Goal of the exercise:
Seek out every line containing the word "ylabel", and copy each.

Figure contents as structured data
◆ ◆ ◆ ◆
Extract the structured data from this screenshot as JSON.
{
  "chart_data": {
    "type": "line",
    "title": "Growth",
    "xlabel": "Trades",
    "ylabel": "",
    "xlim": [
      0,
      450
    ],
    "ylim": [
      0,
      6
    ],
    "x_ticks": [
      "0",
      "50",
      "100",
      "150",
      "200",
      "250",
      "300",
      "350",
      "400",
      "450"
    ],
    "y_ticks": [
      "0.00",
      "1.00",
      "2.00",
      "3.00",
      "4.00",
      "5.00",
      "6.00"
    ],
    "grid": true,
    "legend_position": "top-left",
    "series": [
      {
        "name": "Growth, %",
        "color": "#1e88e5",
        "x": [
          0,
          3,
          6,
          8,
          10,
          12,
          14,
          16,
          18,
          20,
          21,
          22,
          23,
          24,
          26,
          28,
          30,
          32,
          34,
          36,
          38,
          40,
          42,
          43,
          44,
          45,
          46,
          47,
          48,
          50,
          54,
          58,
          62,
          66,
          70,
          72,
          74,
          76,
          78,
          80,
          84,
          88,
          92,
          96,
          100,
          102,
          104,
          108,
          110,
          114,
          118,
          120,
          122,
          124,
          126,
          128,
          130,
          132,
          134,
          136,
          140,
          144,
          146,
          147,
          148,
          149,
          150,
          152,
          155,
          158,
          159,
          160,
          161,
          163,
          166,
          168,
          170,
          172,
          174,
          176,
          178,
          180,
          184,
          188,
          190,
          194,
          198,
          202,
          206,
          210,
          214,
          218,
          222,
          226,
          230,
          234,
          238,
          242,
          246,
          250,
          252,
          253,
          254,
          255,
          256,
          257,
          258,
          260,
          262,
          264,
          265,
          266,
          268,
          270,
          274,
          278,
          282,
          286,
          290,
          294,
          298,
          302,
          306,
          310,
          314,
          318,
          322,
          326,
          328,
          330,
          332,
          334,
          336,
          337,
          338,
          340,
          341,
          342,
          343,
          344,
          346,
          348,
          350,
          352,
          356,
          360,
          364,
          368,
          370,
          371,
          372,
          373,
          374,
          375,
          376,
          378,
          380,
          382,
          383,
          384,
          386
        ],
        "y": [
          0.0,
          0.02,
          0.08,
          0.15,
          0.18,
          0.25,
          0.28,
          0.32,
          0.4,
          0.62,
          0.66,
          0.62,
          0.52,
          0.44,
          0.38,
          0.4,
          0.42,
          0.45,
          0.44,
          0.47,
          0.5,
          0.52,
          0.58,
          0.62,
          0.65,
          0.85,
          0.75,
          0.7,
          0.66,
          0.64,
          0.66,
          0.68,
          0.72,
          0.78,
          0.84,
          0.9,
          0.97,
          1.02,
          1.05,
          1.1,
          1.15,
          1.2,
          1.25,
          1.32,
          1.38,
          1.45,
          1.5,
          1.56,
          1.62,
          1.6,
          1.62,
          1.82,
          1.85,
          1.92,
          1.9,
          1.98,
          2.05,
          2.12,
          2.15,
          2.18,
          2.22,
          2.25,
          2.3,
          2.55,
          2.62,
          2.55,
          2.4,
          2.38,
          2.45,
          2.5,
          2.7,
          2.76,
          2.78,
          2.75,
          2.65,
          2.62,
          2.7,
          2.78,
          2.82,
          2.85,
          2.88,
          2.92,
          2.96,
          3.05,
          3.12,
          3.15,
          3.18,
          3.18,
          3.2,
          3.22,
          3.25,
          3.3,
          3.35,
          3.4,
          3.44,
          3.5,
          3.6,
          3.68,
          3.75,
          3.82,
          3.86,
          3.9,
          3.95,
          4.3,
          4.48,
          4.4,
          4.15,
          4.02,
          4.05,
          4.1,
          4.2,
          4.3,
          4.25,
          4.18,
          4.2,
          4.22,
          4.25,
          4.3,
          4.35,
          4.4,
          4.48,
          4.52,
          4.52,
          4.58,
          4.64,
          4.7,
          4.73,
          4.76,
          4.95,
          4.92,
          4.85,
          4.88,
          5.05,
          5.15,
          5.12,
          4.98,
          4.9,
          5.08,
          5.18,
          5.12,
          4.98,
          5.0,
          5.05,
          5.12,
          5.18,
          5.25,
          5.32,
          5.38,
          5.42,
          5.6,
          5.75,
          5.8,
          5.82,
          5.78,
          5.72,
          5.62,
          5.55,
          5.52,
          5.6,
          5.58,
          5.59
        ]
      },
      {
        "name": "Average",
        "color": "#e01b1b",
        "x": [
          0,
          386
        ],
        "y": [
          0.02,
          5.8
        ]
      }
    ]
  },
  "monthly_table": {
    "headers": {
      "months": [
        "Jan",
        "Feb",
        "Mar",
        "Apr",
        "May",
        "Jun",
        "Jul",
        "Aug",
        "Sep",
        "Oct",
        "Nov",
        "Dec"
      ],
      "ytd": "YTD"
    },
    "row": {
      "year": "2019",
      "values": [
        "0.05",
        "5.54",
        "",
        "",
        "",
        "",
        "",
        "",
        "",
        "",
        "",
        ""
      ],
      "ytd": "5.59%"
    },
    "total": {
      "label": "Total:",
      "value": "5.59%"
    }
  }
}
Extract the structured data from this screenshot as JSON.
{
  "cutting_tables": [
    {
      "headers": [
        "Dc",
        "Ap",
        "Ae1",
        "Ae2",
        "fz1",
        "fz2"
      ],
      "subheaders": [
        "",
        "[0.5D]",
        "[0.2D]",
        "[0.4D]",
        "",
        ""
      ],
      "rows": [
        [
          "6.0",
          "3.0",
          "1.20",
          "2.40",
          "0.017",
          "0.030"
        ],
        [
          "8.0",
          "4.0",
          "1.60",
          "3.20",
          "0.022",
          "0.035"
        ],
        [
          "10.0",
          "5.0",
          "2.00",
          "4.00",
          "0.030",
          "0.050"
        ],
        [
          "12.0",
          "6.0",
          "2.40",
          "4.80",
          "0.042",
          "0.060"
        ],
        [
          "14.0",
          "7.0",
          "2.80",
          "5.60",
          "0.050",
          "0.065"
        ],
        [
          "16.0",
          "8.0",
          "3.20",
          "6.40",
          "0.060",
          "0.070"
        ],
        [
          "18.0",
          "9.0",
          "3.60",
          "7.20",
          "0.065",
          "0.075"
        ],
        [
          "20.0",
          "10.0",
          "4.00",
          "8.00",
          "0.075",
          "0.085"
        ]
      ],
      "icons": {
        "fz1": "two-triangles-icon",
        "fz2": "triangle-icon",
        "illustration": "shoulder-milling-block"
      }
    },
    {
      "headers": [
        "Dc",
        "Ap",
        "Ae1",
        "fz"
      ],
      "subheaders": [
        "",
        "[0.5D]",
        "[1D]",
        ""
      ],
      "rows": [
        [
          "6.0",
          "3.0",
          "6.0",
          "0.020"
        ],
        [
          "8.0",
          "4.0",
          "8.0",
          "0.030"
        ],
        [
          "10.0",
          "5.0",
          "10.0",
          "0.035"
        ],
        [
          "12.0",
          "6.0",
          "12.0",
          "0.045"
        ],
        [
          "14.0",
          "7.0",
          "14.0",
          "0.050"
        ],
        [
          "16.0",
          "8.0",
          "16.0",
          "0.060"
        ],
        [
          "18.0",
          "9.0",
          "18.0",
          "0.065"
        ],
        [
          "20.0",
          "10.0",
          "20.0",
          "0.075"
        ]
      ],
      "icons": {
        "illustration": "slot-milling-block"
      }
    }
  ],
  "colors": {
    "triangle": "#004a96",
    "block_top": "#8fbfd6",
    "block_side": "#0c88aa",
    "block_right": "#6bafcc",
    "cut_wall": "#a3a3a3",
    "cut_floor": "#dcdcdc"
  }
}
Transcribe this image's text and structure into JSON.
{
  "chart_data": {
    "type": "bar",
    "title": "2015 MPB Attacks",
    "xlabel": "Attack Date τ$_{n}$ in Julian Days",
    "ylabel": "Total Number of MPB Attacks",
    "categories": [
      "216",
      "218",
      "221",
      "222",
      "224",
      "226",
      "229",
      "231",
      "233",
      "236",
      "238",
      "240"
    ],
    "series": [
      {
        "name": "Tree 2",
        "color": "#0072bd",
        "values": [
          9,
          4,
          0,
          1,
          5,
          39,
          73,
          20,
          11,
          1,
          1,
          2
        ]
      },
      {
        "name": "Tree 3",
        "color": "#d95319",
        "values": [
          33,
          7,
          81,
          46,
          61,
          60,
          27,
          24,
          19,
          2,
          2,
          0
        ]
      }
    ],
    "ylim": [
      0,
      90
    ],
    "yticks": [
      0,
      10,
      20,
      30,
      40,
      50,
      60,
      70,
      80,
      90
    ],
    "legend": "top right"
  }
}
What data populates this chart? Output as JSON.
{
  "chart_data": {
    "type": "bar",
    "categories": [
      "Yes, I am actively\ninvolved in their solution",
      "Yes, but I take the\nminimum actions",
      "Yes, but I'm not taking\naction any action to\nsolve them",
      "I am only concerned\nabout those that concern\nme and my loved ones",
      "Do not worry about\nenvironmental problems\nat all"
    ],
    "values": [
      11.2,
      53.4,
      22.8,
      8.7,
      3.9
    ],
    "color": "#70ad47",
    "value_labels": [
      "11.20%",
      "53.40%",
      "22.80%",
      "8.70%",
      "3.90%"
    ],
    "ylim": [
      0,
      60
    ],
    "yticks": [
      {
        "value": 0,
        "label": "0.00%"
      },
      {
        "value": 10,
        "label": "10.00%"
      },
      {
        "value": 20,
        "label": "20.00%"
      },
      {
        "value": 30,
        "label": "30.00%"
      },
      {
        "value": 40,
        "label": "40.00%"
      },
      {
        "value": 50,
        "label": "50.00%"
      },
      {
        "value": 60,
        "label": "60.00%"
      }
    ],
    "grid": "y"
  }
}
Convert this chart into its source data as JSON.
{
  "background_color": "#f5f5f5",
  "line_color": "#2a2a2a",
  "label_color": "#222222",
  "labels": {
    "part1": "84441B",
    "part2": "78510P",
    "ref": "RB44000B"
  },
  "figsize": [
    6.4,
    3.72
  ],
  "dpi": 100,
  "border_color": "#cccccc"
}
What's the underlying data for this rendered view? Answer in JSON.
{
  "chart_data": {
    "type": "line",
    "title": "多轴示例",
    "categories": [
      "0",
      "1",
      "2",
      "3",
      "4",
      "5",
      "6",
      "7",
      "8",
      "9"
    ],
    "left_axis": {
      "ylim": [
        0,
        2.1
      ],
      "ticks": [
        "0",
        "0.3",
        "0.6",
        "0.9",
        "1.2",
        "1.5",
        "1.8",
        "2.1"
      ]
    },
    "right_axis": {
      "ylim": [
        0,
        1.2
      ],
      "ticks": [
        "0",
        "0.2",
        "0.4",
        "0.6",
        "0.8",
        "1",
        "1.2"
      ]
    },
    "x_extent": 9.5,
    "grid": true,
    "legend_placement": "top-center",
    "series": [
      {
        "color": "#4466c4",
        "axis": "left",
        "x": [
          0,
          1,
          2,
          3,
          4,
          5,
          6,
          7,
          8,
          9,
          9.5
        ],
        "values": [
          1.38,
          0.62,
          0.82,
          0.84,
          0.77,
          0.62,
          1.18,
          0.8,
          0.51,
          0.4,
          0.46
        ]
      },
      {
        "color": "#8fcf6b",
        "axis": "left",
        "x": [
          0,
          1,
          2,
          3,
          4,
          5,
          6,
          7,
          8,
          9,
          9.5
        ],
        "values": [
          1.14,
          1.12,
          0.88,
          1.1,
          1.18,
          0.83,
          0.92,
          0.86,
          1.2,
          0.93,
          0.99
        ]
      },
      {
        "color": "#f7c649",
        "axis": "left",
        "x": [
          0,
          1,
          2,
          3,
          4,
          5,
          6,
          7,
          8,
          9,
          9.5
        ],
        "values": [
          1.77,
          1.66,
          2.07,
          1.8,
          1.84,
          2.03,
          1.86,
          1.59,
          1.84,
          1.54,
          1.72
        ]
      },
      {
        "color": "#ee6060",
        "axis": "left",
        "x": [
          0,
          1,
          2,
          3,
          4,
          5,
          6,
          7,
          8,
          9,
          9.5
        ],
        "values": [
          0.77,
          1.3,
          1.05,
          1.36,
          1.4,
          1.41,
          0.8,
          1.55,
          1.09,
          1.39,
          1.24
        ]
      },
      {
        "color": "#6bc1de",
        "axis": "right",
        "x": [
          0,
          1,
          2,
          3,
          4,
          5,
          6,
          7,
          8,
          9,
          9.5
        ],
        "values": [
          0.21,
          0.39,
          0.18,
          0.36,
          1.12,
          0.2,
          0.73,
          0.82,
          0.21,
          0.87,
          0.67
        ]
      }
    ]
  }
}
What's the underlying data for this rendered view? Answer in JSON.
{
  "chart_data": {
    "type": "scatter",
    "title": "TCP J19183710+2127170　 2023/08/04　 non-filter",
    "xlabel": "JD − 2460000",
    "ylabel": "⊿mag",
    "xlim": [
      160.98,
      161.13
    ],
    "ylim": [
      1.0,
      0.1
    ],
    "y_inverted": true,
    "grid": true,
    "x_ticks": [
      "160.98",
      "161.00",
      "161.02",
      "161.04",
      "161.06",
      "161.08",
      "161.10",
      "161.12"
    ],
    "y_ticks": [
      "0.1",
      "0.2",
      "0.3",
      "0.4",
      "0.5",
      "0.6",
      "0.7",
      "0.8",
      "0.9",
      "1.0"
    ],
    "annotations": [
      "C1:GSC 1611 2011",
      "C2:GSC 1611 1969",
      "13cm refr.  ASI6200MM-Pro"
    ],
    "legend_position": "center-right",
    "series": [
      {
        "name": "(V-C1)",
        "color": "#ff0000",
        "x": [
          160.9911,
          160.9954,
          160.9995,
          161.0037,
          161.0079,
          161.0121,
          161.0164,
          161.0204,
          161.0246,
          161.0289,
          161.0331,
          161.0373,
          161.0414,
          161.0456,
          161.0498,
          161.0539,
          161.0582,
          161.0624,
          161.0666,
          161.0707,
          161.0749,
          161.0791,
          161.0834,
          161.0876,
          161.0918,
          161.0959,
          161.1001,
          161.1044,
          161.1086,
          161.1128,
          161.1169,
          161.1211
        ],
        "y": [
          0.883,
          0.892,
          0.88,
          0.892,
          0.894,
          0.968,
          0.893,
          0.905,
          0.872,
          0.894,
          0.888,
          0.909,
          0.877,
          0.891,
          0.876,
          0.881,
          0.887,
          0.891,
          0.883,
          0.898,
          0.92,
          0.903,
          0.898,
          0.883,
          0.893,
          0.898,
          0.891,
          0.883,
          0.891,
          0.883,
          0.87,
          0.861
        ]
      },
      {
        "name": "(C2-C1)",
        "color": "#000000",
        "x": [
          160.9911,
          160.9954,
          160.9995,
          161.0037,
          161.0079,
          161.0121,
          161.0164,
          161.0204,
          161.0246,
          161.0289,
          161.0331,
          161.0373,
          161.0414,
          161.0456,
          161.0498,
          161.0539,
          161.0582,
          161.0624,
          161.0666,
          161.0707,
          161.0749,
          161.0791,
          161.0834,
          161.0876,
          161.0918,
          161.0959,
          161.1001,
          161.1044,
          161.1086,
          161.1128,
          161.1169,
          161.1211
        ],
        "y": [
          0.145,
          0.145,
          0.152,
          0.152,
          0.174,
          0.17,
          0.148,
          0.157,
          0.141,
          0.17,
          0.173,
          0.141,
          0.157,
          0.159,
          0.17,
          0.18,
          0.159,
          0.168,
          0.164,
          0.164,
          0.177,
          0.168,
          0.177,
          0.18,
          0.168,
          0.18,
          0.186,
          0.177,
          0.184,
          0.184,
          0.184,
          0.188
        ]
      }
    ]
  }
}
◆ ◆ ◆ ◆
Answer for this exercise:
    "ylabel": "",
    "ylabel": "Total Number of MPB Attacks",
    "ylabel": "⊿mag",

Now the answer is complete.